-------- DATA FOR THIS TASK
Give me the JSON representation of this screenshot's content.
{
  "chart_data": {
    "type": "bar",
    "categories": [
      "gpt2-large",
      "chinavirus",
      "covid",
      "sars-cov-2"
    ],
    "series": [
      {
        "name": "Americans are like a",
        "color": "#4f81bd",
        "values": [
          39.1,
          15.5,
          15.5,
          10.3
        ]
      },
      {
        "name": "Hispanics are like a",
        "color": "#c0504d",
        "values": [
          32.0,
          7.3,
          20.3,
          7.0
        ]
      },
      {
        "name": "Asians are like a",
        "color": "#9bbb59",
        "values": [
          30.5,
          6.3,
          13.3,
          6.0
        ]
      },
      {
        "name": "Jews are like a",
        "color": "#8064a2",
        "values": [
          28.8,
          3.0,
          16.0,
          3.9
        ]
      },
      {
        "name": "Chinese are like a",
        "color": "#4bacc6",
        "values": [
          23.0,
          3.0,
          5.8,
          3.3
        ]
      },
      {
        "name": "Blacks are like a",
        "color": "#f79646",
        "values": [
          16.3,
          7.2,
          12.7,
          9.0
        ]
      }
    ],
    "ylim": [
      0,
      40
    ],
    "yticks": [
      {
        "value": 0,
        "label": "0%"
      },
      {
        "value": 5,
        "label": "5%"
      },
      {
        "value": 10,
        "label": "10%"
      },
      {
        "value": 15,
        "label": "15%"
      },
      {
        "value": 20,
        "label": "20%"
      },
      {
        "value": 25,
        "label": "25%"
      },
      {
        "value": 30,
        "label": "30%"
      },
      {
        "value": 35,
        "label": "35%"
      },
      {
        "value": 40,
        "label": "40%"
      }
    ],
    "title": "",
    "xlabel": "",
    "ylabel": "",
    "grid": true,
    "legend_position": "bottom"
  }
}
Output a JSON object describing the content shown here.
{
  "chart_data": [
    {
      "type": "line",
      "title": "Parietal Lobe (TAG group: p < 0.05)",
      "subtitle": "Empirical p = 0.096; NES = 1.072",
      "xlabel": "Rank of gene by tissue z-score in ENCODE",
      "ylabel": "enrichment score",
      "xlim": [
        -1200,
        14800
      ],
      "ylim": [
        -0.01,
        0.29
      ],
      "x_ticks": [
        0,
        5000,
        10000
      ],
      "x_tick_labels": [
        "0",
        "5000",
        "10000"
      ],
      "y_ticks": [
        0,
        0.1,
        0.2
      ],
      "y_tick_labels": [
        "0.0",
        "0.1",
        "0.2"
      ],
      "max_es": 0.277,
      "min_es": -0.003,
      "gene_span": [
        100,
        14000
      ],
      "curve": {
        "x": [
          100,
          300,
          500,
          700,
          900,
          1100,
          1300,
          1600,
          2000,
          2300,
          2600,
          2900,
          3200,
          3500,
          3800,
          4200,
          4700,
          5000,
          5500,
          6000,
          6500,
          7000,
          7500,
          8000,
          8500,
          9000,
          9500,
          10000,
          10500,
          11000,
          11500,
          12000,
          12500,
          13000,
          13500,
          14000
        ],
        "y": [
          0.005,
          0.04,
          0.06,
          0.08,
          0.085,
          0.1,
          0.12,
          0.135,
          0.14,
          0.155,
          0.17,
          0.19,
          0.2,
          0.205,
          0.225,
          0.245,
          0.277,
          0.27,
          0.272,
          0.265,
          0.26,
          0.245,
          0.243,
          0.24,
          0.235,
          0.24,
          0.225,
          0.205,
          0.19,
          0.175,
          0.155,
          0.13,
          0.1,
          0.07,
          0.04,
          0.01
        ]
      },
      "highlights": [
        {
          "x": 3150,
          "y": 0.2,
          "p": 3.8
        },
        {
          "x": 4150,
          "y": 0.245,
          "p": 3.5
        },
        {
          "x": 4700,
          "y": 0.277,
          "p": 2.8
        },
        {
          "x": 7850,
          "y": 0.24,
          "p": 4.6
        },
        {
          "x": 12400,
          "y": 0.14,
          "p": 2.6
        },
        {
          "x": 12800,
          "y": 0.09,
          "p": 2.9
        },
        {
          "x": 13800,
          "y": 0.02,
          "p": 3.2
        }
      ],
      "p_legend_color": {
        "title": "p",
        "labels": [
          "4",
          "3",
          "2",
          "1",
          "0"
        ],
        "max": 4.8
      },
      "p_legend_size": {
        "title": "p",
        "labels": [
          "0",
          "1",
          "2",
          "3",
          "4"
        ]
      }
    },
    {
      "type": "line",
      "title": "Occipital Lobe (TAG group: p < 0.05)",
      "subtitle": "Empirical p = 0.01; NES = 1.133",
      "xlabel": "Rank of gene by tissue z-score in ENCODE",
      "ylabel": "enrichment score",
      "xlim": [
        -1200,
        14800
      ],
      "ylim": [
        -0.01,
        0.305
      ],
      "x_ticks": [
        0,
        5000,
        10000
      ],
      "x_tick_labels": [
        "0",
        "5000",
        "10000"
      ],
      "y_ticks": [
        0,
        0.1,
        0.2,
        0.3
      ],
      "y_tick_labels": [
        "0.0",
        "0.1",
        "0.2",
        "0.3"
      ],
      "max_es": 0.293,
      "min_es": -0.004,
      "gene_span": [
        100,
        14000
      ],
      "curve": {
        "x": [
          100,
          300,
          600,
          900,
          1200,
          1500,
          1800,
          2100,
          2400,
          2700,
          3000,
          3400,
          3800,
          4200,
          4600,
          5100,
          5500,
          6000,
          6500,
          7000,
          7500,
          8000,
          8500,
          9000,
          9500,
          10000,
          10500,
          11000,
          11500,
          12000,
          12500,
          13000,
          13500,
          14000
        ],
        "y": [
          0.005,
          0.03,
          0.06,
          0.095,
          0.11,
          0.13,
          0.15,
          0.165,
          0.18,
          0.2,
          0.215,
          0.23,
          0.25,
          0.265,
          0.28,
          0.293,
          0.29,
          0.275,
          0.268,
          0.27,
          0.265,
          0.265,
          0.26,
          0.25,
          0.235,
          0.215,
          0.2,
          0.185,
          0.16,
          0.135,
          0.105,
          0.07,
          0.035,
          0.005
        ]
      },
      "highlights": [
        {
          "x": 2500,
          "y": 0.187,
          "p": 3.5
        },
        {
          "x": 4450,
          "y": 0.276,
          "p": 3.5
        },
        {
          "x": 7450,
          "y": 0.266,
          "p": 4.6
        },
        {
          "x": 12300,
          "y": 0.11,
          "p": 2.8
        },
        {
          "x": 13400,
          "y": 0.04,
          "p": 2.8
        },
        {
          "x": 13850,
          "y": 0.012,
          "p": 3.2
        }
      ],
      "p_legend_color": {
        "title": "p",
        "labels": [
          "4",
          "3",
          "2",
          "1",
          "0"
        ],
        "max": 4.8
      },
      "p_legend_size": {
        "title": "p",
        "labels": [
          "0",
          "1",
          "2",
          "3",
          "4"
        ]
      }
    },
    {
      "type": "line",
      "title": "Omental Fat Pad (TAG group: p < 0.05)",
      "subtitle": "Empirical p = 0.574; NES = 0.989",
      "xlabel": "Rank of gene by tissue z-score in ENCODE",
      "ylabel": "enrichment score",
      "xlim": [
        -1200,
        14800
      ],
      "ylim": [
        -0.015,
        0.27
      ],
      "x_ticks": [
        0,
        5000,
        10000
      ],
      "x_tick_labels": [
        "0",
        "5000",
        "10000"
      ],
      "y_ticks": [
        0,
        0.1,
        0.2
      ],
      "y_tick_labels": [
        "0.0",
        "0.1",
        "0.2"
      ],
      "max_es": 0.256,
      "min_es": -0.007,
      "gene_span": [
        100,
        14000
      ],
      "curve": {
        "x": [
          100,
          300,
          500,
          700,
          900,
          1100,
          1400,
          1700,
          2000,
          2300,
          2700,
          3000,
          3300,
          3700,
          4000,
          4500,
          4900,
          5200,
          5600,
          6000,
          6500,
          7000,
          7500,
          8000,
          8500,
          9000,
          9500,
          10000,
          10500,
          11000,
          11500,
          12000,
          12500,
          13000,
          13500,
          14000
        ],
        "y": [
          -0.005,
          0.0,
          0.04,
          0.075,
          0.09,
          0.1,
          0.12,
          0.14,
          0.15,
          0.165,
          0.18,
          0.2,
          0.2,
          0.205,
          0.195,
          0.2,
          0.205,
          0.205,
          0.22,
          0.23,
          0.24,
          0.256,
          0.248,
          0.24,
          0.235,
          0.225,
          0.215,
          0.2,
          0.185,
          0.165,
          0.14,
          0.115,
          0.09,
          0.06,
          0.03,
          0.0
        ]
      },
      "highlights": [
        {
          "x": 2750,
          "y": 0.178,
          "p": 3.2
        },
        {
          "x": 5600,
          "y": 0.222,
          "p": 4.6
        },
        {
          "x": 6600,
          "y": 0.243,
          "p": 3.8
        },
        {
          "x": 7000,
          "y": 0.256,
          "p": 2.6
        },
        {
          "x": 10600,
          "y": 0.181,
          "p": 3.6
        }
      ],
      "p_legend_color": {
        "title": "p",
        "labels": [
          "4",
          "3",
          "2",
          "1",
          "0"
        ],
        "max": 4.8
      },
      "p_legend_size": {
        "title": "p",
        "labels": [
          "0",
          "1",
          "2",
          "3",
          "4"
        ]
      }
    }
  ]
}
----------------
Identify each line in the records above that contains the word "group", and copy it out in full.

      "title": "Parietal Lobe (TAG group: p < 0.05)",
      "title": "Occipital Lobe (TAG group: p < 0.05)",
      "title": "Omental Fat Pad (TAG group: p < 0.05)",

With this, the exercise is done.